**Exercise instructions**
Go through the records and copy each line where the word "called" occurs.

#####

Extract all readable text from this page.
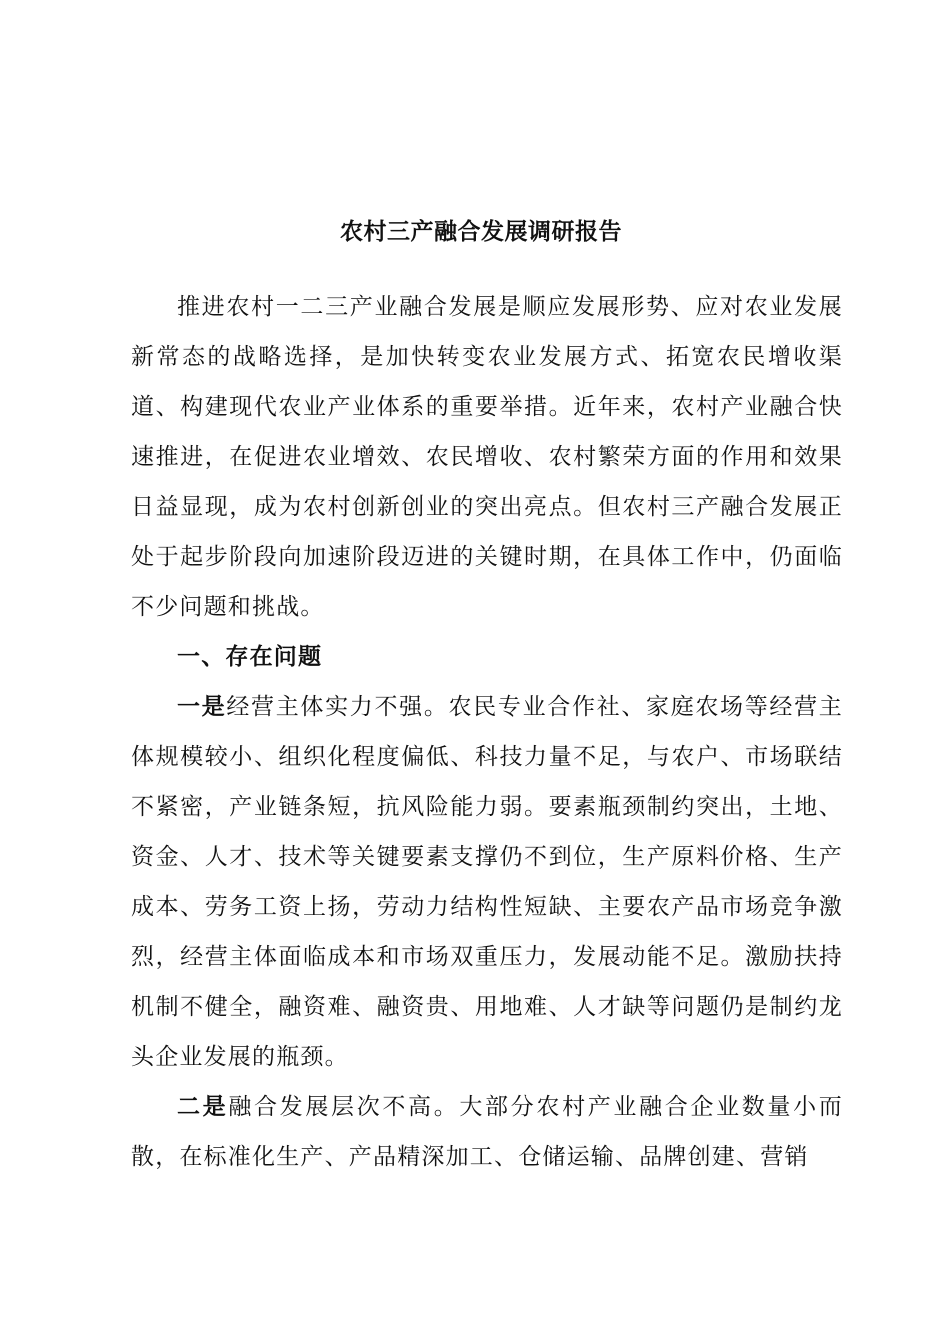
农村三产融合发展调研报告

推进农村一二三产业融合发展是顺应发展形势、应对农业发展新常态的战略选择，是加快转变农业发展方式、拓宽农民增收渠道、构建现代农业产业体系的重要举措。近年来，农村产业融合快速推进，在促进农业增效、农民增收、农村繁荣方面的作用和效果日益显现，成为农村创新创业的突出亮点。但农村三产融合发展正处于起步阶段向加速阶段迈进的关键时期，在具体工作中，仍面临不少问题和挑战。

一、存在问题

一是经营主体实力不强。农民专业合作社、家庭农场等经营主体规模较小、组织化程度偏低、科技力量不足，与农户、市场联结不紧密，产业链条短，抗风险能力弱。要素瓶颈制约突出，土地、资金、人才、技术等关键要素支撑仍不到位，生产原料价格、生产成本、劳务工资上扬，劳动力结构性短缺、主要农产品市场竞争激烈，经营主体面临成本和市场双重压力，发展动能不足。激励扶持机制不健全，融资难、融资贵、用地难、人才缺等问题仍是制约龙头企业发展的瓶颈。

二是融合发展层次不高。大部分农村产业融合企业数量小而散，在标准化生产、产品精深加工、仓储运输、品牌创建、营销
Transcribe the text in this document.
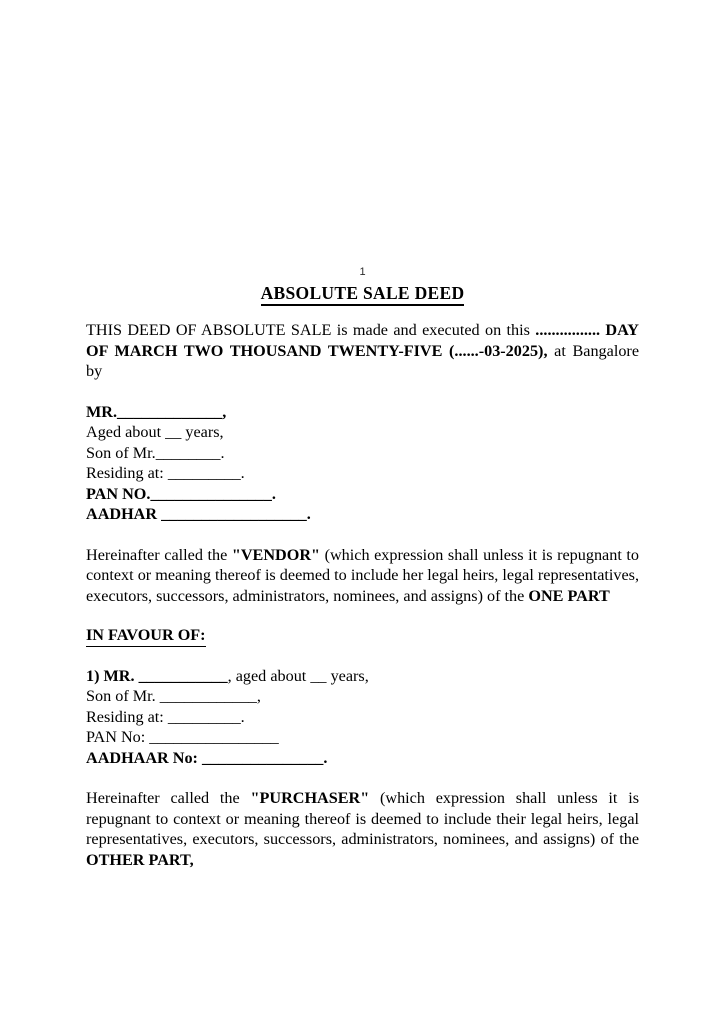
1
ABSOLUTE SALE DEED

THIS DEED OF ABSOLUTE SALE is made and executed on this ................ DAY OF MARCH TWO THOUSAND TWENTY-FIVE (......-03-2025), at Bangalore by

MR._____________,
Aged about __ years,
Son of Mr.________.
Residing at: _________.
PAN NO._______________.
AADHAR __________________.

Hereinafter called the "VENDOR" (which expression shall unless it is repugnant to context or meaning thereof is deemed to include her legal heirs, legal representatives, executors, successors, administrators, nominees, and assigns) of the ONE PART

IN FAVOUR OF:
1) MR. ___________, aged about __ years,
Son of Mr. ____________,
Residing at: _________.
PAN No: ________________
AADHAAR No: _______________.

Hereinafter called the "PURCHASER" (which expression shall unless it is repugnant to context or meaning thereof is deemed to include their legal heirs, legal representatives, executors, successors, administrators, nominees, and assigns) of the OTHER PART,
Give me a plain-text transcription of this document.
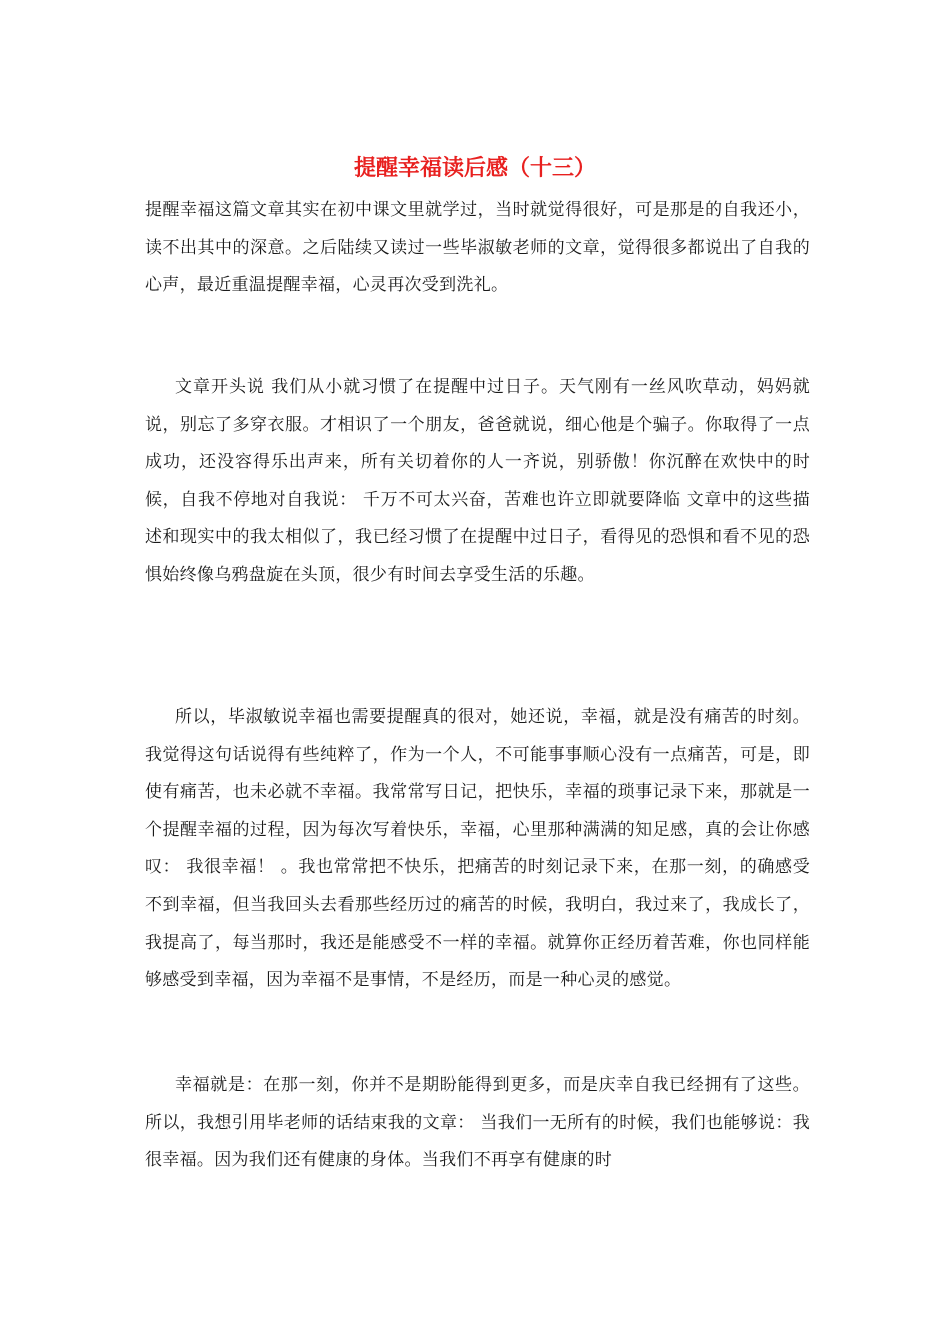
提醒幸福读后感（十三）

提醒幸福这篇文章其实在初中课文里就学过，当时就觉得很好，可是那是的自我还小，读不出其中的深意。之后陆续又读过一些毕淑敏老师的文章，觉得很多都说出了自我的心声，最近重温提醒幸福，心灵再次受到洗礼。

文章开头说 我们从小就习惯了在提醒中过日子。天气刚有一丝风吹草动，妈妈就说，别忘了多穿衣服。才相识了一个朋友，爸爸就说，细心他是个骗子。你取得了一点成功，还没容得乐出声来，所有关切着你的人一齐说，别骄傲！你沉醉在欢快中的时候，自我不停地对自我说： 千万不可太兴奋，苦难也许立即就要降临 文章中的这些描述和现实中的我太相似了，我已经习惯了在提醒中过日子，看得见的恐惧和看不见的恐惧始终像乌鸦盘旋在头顶，很少有时间去享受生活的乐趣。

所以，毕淑敏说幸福也需要提醒真的很对，她还说，幸福，就是没有痛苦的时刻。我觉得这句话说得有些纯粹了，作为一个人，不可能事事顺心没有一点痛苦，可是，即使有痛苦，也未必就不幸福。我常常写日记，把快乐，幸福的琐事记录下来，那就是一个提醒幸福的过程，因为每次写着快乐，幸福，心里那种满满的知足感，真的会让你感叹： 我很幸福！ 。我也常常把不快乐，把痛苦的时刻记录下来，在那一刻，的确感受不到幸福，但当我回头去看那些经历过的痛苦的时候，我明白，我过来了，我成长了，我提高了，每当那时，我还是能感受不一样的幸福。就算你正经历着苦难，你也同样能够感受到幸福，因为幸福不是事情，不是经历，而是一种心灵的感觉。

幸福就是：在那一刻，你并不是期盼能得到更多，而是庆幸自我已经拥有了这些。所以，我想引用毕老师的话结束我的文章： 当我们一无所有的时候，我们也能够说：我很幸福。因为我们还有健康的身体。当我们不再享有健康的时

#####

**Correct answer**
Hereinafter called the "VENDOR" (which expression shall unless it is repugnant to context or meaning thereof is deemed to include her legal heirs, legal representatives, executors, successors, administrators, nominees, and assigns) of the ONE PART
Hereinafter called the "PURCHASER" (which expression shall unless it is repugnant to context or meaning thereof is deemed to include their legal heirs, legal representatives, executors, successors, administrators, nominees, and assigns) of the OTHER PART,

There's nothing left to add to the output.